# [DIRECTION]
Your copy of the material below should match it exactly, except that it holds no pictures.

[A run of records]
# # # #

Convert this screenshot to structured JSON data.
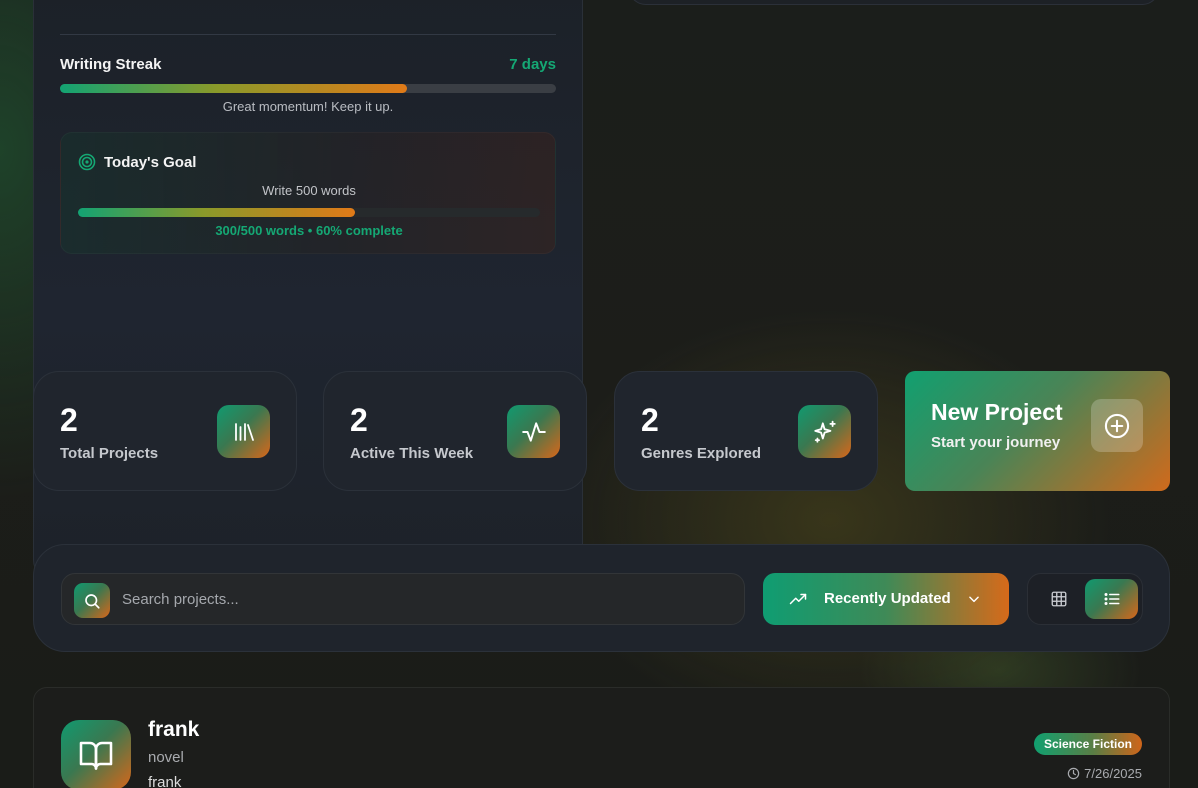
{
  "streak": {
    "label": "Writing Streak",
    "value": "7 days",
    "progress": 0.7,
    "message": "Great momentum! Keep it up."
  },
  "goal": {
    "title": "Today's Goal",
    "description": "Write 500 words",
    "progress": 0.6,
    "status": "300/500 words • 60% complete"
  },
  "stats": [
    {
      "value": "2",
      "label": "Total Projects",
      "icon": "library-icon"
    },
    {
      "value": "2",
      "label": "Active This Week",
      "icon": "activity-icon"
    },
    {
      "value": "2",
      "label": "Genres Explored",
      "icon": "sparkles-icon"
    }
  ],
  "new_project": {
    "title": "New Project",
    "subtitle": "Start your journey",
    "icon": "plus-circle-icon"
  },
  "toolbar": {
    "search_placeholder": "Search projects...",
    "search_value": "",
    "sort_label": "Recently Updated",
    "view_modes": [
      "grid",
      "list"
    ],
    "active_view": "list"
  },
  "projects": [
    {
      "title": "frank",
      "type": "novel",
      "description": "frank",
      "genre": "Science Fiction",
      "updated": "7/26/2025"
    }
  ],
  "colors": {
    "accent_green": "#13a373",
    "accent_orange": "#e07a18",
    "panel": "#1f242c"
  }
}
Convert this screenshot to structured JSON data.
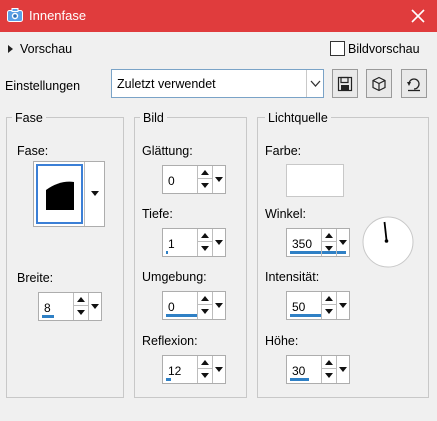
{
  "window": {
    "title": "Innenfase"
  },
  "preview": {
    "label": "Vorschau"
  },
  "bildvorschau": {
    "label": "Bildvorschau",
    "checked": false
  },
  "settings": {
    "label": "Einstellungen",
    "preset_value": "Zuletzt verwendet"
  },
  "toolbar": {
    "icons": [
      "save-icon",
      "cube-icon",
      "reset-icon"
    ]
  },
  "groups": {
    "fase": {
      "title": "Fase",
      "shape_label": "Fase:",
      "width_label": "Breite:",
      "width_value": "8"
    },
    "bild": {
      "title": "Bild",
      "smoothing_label": "Glättung:",
      "smoothing_value": "0",
      "depth_label": "Tiefe:",
      "depth_value": "1",
      "ambience_label": "Umgebung:",
      "ambience_value": "0",
      "reflection_label": "Reflexion:",
      "reflection_value": "12"
    },
    "light": {
      "title": "Lichtquelle",
      "color_label": "Farbe:",
      "color_value": "#ffffff",
      "angle_label": "Winkel:",
      "angle_value": "350",
      "intensity_label": "Intensität:",
      "intensity_value": "50",
      "height_label": "Höhe:",
      "height_value": "30"
    }
  },
  "colors": {
    "titlebar": "#e03c3d",
    "accent": "#2f80c5"
  }
}
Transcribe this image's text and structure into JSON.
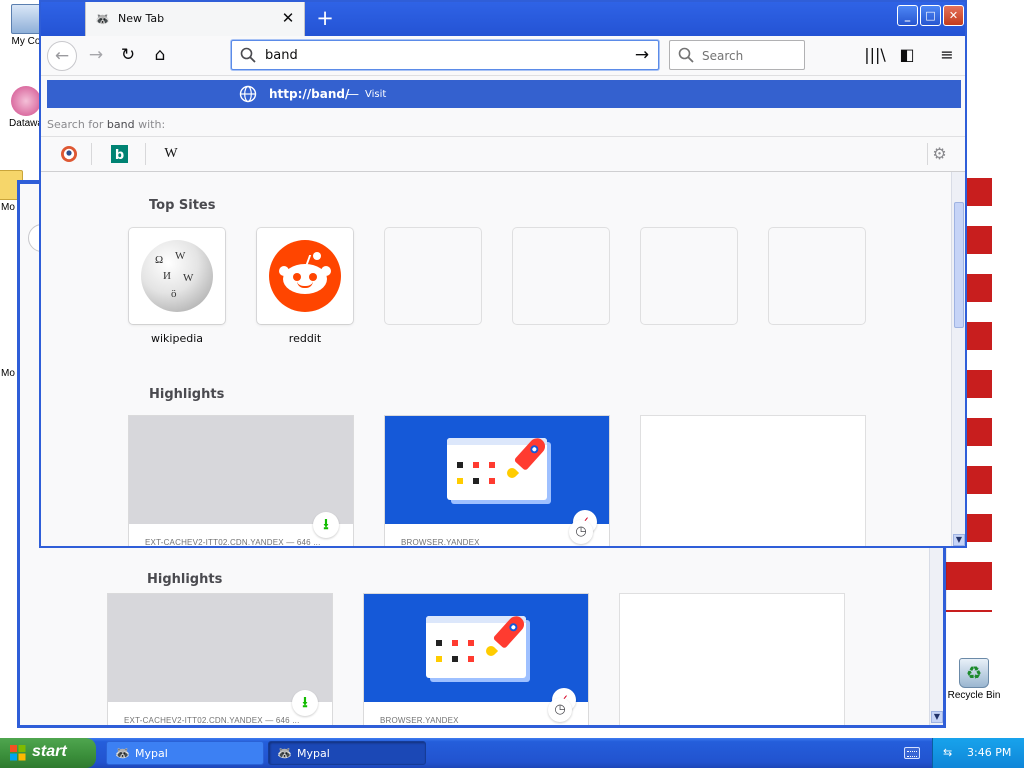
{
  "desktop": {
    "icons": [
      {
        "label": "My Co",
        "icon": "my-computer-icon"
      },
      {
        "label": "Datawa",
        "icon": "shortcut-icon"
      },
      {
        "label": "Mo",
        "icon": "folder-icon"
      },
      {
        "label": "Mo",
        "icon": "folder-icon"
      },
      {
        "label": "Recycle Bin",
        "icon": "recycle-bin-icon"
      }
    ]
  },
  "background_window": {
    "highlights_title": "Highlights",
    "cards": [
      {
        "caption": "EXT-CACHEV2-ITT02.CDN.YANDEX — 646 ...",
        "badge": "download-icon"
      },
      {
        "caption": "BROWSER.YANDEX",
        "badge": "pocket-icon"
      },
      {
        "caption": ""
      }
    ]
  },
  "browser": {
    "tab": {
      "title": "New Tab",
      "close": "✕"
    },
    "new_tab_symbol": "+",
    "window_controls": {
      "minimize": "_",
      "maximize": "□",
      "close": "✕"
    },
    "nav": {
      "back": "←",
      "forward": "→",
      "reload": "↻",
      "home": "⌂"
    },
    "urlbar": {
      "value": "band",
      "go": "→"
    },
    "searchbar": {
      "placeholder": "Search"
    },
    "toolbar": {
      "library": "|||\\",
      "sidebar": "◧",
      "menu": "≡"
    }
  },
  "autocomplete": {
    "suggestion": {
      "url": "http://band/",
      "dash": "—",
      "action": "Visit"
    },
    "search_for_prefix": "Search for ",
    "search_for_term": "band",
    "search_for_suffix": " with:",
    "engines": [
      {
        "name": "DuckDuckGo",
        "icon": "duckduckgo-icon"
      },
      {
        "name": "Bing",
        "icon": "bing-icon",
        "glyph": "b"
      },
      {
        "name": "Wikipedia",
        "icon": "wikipedia-icon",
        "glyph": "W"
      }
    ],
    "settings": "⚙"
  },
  "newtab": {
    "top_sites_title": "Top Sites",
    "top_sites": [
      {
        "label": "wikipedia"
      },
      {
        "label": "reddit"
      },
      {
        "label": ""
      },
      {
        "label": ""
      },
      {
        "label": ""
      },
      {
        "label": ""
      }
    ],
    "highlights_title": "Highlights",
    "highlights": [
      {
        "caption": "EXT-CACHEV2-ITT02.CDN.YANDEX — 646 ...",
        "badge": "download-icon"
      },
      {
        "caption": "BROWSER.YANDEX",
        "badge": "pocket-icon"
      },
      {
        "caption": ""
      }
    ]
  },
  "taskbar": {
    "start_label": "start",
    "tasks": [
      {
        "label": "Mypal",
        "active": false
      },
      {
        "label": "Mypal",
        "active": true
      }
    ],
    "clock": "3:46 PM"
  },
  "colors": {
    "xp_blue": "#2f5ed8",
    "highlight_row": "#3461cf",
    "reddit": "#ff4500",
    "yandex_blue": "#1559d8",
    "download_green": "#12bc00",
    "pocket_red": "#d70022"
  }
}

# # # #

# [ANSWER BELOW]
Convert this screenshot to structured JSON data.
{
  "streak": {
    "label": "Writing Streak",
    "value": "7 days",
    "progress": 0.7,
    "message": "Great momentum! Keep it up."
  },
  "goal": {
    "title": "Today's Goal",
    "description": "Write 500 words",
    "progress": 0.6,
    "status": "300/500 words • 60% complete"
  },
  "stats": [
    {
      "value": "2",
      "label": "Total Projects",
      "icon": "library-icon"
    },
    {
      "value": "2",
      "label": "Active This Week",
      "icon": "activity-icon"
    },
    {
      "value": "2",
      "label": "Genres Explored",
      "icon": "sparkles-icon"
    }
  ],
  "new_project": {
    "title": "New Project",
    "subtitle": "Start your journey",
    "icon": "plus-circle-icon"
  },
  "toolbar": {
    "search_placeholder": "Search projects...",
    "search_value": "",
    "sort_label": "Recently Updated",
    "view_modes": [
      "grid",
      "list"
    ],
    "active_view": "list"
  },
  "projects": [
    {
      "title": "frank",
      "type": "novel",
      "description": "frank",
      "genre": "Science Fiction",
      "updated": "7/26/2025"
    }
  ],
  "colors": {
    "accent_green": "#13a373",
    "accent_orange": "#e07a18",
    "panel": "#1f242c"
  }
}
Convert this screenshot to structured JSON data.
{
  "window": {
    "title": "Innenfase"
  },
  "preview": {
    "label": "Vorschau"
  },
  "bildvorschau": {
    "label": "Bildvorschau",
    "checked": false
  },
  "settings": {
    "label": "Einstellungen",
    "preset_value": "Zuletzt verwendet"
  },
  "toolbar": {
    "icons": [
      "save-icon",
      "cube-icon",
      "reset-icon"
    ]
  },
  "groups": {
    "fase": {
      "title": "Fase",
      "shape_label": "Fase:",
      "width_label": "Breite:",
      "width_value": "8"
    },
    "bild": {
      "title": "Bild",
      "smoothing_label": "Glättung:",
      "smoothing_value": "0",
      "depth_label": "Tiefe:",
      "depth_value": "1",
      "ambience_label": "Umgebung:",
      "ambience_value": "0",
      "reflection_label": "Reflexion:",
      "reflection_value": "12"
    },
    "light": {
      "title": "Lichtquelle",
      "color_label": "Farbe:",
      "color_value": "#ffffff",
      "angle_label": "Winkel:",
      "angle_value": "350",
      "intensity_label": "Intensität:",
      "intensity_value": "50",
      "height_label": "Höhe:",
      "height_value": "30"
    }
  },
  "colors": {
    "titlebar": "#e03c3d",
    "accent": "#2f80c5"
  }
}
Transcribe this image's text and structure into JSON.
{
  "desktop": {
    "icons": [
      {
        "label": "My Co",
        "icon": "my-computer-icon"
      },
      {
        "label": "Datawa",
        "icon": "shortcut-icon"
      },
      {
        "label": "Mo",
        "icon": "folder-icon"
      },
      {
        "label": "Mo",
        "icon": "folder-icon"
      },
      {
        "label": "Recycle Bin",
        "icon": "recycle-bin-icon"
      }
    ]
  },
  "background_window": {
    "highlights_title": "Highlights",
    "cards": [
      {
        "caption": "EXT-CACHEV2-ITT02.CDN.YANDEX — 646 ...",
        "badge": "download-icon"
      },
      {
        "caption": "BROWSER.YANDEX",
        "badge": "pocket-icon"
      },
      {
        "caption": ""
      }
    ]
  },
  "browser": {
    "tab": {
      "title": "New Tab",
      "close": "✕"
    },
    "new_tab_symbol": "+",
    "window_controls": {
      "minimize": "_",
      "maximize": "□",
      "close": "✕"
    },
    "nav": {
      "back": "←",
      "forward": "→",
      "reload": "↻",
      "home": "⌂"
    },
    "urlbar": {
      "value": "band",
      "go": "→"
    },
    "searchbar": {
      "placeholder": "Search"
    },
    "toolbar": {
      "library": "|||\\",
      "sidebar": "◧",
      "menu": "≡"
    }
  },
  "autocomplete": {
    "suggestion": {
      "url": "http://band/",
      "dash": "—",
      "action": "Visit"
    },
    "search_for_prefix": "Search for ",
    "search_for_term": "band",
    "search_for_suffix": " with:",
    "engines": [
      {
        "name": "DuckDuckGo",
        "icon": "duckduckgo-icon"
      },
      {
        "name": "Bing",
        "icon": "bing-icon",
        "glyph": "b"
      },
      {
        "name": "Wikipedia",
        "icon": "wikipedia-icon",
        "glyph": "W"
      }
    ],
    "settings": "⚙"
  },
  "newtab": {
    "top_sites_title": "Top Sites",
    "top_sites": [
      {
        "label": "wikipedia"
      },
      {
        "label": "reddit"
      },
      {
        "label": ""
      },
      {
        "label": ""
      },
      {
        "label": ""
      },
      {
        "label": ""
      }
    ],
    "highlights_title": "Highlights",
    "highlights": [
      {
        "caption": "EXT-CACHEV2-ITT02.CDN.YANDEX — 646 ...",
        "badge": "download-icon"
      },
      {
        "caption": "BROWSER.YANDEX",
        "badge": "pocket-icon"
      },
      {
        "caption": ""
      }
    ]
  },
  "taskbar": {
    "start_label": "start",
    "tasks": [
      {
        "label": "Mypal",
        "active": false
      },
      {
        "label": "Mypal",
        "active": true
      }
    ],
    "clock": "3:46 PM"
  },
  "colors": {
    "xp_blue": "#2f5ed8",
    "highlight_row": "#3461cf",
    "reddit": "#ff4500",
    "yandex_blue": "#1559d8",
    "download_green": "#12bc00",
    "pocket_red": "#d70022"
  }
}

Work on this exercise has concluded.